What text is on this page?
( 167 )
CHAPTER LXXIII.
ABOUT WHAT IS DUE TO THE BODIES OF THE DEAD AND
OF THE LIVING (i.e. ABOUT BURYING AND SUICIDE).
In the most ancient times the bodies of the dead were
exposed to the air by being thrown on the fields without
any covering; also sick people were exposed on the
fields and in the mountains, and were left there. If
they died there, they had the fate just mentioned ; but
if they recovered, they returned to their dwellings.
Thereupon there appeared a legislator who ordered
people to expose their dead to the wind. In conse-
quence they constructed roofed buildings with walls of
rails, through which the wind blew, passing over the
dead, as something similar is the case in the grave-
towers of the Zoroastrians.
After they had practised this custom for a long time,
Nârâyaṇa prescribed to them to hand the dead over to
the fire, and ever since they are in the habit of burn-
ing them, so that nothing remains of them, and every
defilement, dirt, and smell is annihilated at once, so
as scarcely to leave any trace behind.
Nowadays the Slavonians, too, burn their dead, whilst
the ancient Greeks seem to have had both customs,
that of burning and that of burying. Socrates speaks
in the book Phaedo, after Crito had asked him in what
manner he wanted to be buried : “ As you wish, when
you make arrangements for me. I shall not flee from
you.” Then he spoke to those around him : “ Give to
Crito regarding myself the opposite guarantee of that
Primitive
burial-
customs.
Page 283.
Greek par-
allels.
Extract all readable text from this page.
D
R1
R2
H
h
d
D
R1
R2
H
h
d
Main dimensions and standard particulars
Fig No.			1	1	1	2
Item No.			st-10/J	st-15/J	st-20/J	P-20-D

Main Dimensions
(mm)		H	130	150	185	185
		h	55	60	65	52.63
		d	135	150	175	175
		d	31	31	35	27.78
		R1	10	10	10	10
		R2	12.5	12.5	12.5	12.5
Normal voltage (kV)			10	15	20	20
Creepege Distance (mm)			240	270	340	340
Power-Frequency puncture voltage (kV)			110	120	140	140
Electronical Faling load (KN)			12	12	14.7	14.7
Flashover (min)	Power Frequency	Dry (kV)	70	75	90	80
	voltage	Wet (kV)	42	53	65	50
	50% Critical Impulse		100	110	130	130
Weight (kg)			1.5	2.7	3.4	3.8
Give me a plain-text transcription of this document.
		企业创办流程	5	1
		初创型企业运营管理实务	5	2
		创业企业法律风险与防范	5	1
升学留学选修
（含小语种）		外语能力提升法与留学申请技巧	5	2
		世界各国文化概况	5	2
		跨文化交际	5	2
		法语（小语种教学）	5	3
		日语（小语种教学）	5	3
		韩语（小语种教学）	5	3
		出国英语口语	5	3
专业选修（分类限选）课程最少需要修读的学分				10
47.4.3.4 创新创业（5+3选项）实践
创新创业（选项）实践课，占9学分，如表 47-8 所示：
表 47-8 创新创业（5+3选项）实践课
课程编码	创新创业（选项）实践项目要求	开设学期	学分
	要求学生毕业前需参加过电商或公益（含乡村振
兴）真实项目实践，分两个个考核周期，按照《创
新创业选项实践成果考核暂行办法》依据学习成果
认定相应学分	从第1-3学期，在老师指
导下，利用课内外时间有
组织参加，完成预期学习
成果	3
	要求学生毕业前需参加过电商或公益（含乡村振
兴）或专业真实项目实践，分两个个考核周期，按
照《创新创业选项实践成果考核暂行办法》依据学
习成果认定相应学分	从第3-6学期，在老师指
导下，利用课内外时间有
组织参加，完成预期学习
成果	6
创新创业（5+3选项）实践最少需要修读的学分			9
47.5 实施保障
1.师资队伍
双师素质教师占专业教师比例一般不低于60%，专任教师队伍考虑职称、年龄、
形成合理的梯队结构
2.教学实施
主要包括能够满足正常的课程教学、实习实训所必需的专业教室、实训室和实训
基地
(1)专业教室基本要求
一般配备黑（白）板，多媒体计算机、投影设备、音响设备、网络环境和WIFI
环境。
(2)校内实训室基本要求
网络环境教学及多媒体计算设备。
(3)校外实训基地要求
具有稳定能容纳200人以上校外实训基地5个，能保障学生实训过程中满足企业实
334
== == ==
● **AIM OF THE TASK**
Search the data above for the string "they" and copy each line that has it.

● **FINISHED EXERCISE**
they died there, they had the fate just mentioned ; but
if they recovered, they returned to their dwellings.
quence they constructed roofed buildings with walls of
After they had practised this custom for a long time,
the fire, and ever since they are in the habit of burn-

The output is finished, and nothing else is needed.